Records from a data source
++++

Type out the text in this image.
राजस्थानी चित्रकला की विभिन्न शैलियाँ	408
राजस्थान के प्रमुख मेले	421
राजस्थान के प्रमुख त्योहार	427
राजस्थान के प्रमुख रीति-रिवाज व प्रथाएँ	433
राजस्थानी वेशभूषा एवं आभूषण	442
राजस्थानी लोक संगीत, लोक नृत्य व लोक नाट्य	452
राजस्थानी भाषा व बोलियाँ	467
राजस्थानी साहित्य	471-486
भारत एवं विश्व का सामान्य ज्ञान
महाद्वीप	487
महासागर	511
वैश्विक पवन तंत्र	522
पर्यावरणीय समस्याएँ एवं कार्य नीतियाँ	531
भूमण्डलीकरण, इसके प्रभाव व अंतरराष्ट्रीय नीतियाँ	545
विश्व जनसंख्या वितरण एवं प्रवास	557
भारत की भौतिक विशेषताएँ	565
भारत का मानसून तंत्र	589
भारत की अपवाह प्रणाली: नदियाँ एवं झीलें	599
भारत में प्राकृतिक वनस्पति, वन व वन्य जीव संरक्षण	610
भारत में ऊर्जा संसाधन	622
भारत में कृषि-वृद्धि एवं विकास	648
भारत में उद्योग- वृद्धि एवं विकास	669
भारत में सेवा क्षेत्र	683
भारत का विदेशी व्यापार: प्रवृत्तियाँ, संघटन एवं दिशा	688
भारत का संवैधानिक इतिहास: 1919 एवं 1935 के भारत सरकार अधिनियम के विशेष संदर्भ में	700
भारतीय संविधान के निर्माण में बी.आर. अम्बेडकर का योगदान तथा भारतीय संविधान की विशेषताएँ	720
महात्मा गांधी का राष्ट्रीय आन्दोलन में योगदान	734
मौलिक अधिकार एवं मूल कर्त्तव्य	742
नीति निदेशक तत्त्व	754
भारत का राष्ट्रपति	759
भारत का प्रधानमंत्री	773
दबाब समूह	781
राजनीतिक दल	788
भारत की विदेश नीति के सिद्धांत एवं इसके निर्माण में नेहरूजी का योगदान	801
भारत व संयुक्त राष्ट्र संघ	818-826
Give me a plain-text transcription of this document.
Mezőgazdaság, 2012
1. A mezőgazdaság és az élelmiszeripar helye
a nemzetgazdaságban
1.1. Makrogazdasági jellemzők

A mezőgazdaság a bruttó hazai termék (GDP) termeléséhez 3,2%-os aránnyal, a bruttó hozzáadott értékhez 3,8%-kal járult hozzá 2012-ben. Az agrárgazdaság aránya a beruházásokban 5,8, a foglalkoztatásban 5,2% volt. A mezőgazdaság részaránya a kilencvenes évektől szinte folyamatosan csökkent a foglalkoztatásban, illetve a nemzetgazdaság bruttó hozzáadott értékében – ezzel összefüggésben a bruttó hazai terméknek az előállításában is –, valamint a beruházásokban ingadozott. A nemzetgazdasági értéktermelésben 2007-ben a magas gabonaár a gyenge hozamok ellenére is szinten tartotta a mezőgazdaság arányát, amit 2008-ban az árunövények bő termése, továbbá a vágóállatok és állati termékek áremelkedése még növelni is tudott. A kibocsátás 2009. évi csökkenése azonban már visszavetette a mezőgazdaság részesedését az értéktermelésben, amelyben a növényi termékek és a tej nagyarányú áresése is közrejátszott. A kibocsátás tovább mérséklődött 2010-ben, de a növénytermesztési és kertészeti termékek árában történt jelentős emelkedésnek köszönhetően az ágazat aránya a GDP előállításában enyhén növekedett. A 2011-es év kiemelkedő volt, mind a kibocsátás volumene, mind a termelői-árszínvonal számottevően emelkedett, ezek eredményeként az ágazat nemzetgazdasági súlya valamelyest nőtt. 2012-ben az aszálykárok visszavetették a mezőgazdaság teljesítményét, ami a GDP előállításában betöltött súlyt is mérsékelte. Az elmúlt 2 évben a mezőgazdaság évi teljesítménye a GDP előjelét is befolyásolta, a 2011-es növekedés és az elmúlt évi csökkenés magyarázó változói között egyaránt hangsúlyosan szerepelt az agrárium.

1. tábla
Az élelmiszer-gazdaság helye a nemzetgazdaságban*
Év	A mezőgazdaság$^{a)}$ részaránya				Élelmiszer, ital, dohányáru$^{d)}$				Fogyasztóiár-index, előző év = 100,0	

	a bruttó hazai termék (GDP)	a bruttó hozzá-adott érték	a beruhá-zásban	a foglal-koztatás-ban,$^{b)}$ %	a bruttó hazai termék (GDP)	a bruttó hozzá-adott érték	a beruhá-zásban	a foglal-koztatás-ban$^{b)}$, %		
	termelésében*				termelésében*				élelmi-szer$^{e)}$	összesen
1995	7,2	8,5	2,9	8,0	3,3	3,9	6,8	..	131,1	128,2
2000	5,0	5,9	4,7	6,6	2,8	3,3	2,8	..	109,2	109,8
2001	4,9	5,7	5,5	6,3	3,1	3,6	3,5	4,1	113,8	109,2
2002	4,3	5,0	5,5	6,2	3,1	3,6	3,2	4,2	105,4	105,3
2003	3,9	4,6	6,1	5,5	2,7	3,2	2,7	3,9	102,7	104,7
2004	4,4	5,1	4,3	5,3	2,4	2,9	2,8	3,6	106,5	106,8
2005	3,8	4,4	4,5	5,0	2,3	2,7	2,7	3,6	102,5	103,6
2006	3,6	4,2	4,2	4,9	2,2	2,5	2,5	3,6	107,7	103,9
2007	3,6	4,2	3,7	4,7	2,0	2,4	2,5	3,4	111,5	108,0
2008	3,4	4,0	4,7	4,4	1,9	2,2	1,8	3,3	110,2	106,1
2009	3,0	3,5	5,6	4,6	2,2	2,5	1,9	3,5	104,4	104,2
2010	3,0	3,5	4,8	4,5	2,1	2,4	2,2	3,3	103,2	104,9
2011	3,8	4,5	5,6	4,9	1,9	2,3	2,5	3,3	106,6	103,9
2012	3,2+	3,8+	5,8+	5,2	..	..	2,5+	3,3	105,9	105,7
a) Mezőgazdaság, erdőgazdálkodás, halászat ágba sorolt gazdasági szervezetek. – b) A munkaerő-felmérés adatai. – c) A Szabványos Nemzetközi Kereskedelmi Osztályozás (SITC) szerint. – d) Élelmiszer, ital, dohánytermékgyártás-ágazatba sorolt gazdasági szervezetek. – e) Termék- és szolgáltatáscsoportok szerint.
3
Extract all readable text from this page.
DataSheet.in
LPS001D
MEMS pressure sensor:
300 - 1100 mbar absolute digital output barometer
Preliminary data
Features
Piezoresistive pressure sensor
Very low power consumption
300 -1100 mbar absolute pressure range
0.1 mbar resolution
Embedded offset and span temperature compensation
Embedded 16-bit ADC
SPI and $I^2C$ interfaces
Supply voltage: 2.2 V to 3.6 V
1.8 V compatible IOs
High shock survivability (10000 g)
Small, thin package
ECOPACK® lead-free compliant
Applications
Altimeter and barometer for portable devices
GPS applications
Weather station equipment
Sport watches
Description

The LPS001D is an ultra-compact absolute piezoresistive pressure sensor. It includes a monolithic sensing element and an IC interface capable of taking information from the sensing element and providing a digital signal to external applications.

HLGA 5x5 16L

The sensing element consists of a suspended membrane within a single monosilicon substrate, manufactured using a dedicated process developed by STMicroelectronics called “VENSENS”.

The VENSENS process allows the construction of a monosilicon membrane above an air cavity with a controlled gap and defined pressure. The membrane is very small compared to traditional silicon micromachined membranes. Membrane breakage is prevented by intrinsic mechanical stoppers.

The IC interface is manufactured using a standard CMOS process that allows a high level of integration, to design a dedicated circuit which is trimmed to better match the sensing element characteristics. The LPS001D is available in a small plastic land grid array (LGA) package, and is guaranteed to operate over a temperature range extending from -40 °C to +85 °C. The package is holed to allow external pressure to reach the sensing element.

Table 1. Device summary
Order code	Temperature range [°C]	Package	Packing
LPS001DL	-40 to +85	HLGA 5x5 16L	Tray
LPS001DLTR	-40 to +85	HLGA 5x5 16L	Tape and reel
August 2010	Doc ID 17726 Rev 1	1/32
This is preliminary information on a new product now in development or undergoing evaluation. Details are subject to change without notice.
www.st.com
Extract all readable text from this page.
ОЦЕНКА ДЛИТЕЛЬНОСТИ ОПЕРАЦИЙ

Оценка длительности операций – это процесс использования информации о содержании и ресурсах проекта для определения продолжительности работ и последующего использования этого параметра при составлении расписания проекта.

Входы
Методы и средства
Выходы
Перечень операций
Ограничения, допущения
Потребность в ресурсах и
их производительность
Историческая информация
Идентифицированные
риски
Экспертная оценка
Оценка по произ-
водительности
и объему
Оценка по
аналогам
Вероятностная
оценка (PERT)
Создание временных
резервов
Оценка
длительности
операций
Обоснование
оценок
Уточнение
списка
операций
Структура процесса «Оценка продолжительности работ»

++++

* Problem to work on *
Collect each line of the entries that has the word "text", copying it in full.

* Complete answer *
Type out the text in this image.
Give me a plain-text transcription of this document.
Extract all readable text from this page.
Extract all readable text from this page.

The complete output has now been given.